§ **The task**: Transcribe the data that follows precisely, omitting nothing.

§ **Listed entries**:
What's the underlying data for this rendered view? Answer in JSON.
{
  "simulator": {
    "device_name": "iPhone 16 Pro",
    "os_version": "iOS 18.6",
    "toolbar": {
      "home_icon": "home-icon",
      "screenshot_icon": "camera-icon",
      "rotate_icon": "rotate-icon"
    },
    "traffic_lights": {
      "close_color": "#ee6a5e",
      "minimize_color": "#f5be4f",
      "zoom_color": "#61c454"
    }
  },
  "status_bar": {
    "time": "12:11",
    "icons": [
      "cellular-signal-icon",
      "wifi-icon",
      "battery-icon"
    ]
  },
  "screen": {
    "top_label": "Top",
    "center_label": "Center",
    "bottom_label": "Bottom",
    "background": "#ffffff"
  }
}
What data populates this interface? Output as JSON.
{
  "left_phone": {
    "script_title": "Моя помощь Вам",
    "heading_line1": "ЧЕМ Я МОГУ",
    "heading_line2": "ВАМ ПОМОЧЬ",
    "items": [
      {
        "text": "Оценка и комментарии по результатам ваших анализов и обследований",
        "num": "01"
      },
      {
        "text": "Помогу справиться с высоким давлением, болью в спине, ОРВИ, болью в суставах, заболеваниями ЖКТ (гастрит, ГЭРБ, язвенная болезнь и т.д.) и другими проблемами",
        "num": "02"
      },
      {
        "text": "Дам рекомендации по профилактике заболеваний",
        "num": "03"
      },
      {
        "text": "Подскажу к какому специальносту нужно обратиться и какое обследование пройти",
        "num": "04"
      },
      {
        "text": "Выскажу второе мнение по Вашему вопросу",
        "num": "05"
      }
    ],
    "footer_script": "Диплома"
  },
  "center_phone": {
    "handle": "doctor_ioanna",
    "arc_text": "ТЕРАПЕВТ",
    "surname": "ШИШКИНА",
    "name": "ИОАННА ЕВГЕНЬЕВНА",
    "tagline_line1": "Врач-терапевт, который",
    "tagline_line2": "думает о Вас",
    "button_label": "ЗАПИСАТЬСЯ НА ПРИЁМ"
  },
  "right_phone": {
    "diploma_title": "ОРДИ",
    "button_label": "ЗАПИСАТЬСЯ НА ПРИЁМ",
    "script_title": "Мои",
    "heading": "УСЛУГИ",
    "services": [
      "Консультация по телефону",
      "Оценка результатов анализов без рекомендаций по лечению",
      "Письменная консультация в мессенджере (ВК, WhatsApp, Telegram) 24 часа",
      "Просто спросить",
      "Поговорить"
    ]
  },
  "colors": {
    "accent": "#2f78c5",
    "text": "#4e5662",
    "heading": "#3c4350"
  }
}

§ **Response to the task**:
What's the underlying data for this rendered view? Answer in JSON.
{
  "simulator": {
    "device_name": "iPhone 16 Pro",
    "os_version": "iOS 18.6",
    "toolbar": {
      "home_icon": "home-icon",
      "screenshot_icon": "camera-icon",
      "rotate_icon": "rotate-icon"
    },
    "traffic_lights": {
      "close_color": "#ee6a5e",
      "minimize_color": "#f5be4f",
      "zoom_color": "#61c454"
    }
  },
  "status_bar": {
    "time": "12:11",
    "icons": [
      "cellular-signal-icon",
      "wifi-icon",
      "battery-icon"
    ]
  },
  "screen": {
    "top_label": "Top",
    "center_label": "Center",
    "bottom_label": "Bottom",
    "background": "#ffffff"
  }
}
What data populates this interface? Output as JSON.
{
  "left_phone": {
    "script_title": "Моя помощь Вам",
    "heading_line1": "ЧЕМ Я МОГУ",
    "heading_line2": "ВАМ ПОМОЧЬ",
    "items": [
      {
        "text": "Оценка и комментарии по результатам ваших анализов и обследований",
        "num": "01"
      },
      {
        "text": "Помогу справиться с высоким давлением, болью в спине, ОРВИ, болью в суставах, заболеваниями ЖКТ (гастрит, ГЭРБ, язвенная болезнь и т.д.) и другими проблемами",
        "num": "02"
      },
      {
        "text": "Дам рекомендации по профилактике заболеваний",
        "num": "03"
      },
      {
        "text": "Подскажу к какому специальносту нужно обратиться и какое обследование пройти",
        "num": "04"
      },
      {
        "text": "Выскажу второе мнение по Вашему вопросу",
        "num": "05"
      }
    ],
    "footer_script": "Диплома"
  },
  "center_phone": {
    "handle": "doctor_ioanna",
    "arc_text": "ТЕРАПЕВТ",
    "surname": "ШИШКИНА",
    "name": "ИОАННА ЕВГЕНЬЕВНА",
    "tagline_line1": "Врач-терапевт, который",
    "tagline_line2": "думает о Вас",
    "button_label": "ЗАПИСАТЬСЯ НА ПРИЁМ"
  },
  "right_phone": {
    "diploma_title": "ОРДИ",
    "button_label": "ЗАПИСАТЬСЯ НА ПРИЁМ",
    "script_title": "Мои",
    "heading": "УСЛУГИ",
    "services": [
      "Консультация по телефону",
      "Оценка результатов анализов без рекомендаций по лечению",
      "Письменная консультация в мессенджере (ВК, WhatsApp, Telegram) 24 часа",
      "Просто спросить",
      "Поговорить"
    ]
  },
  "colors": {
    "accent": "#2f78c5",
    "text": "#4e5662",
    "heading": "#3c4350"
  }
}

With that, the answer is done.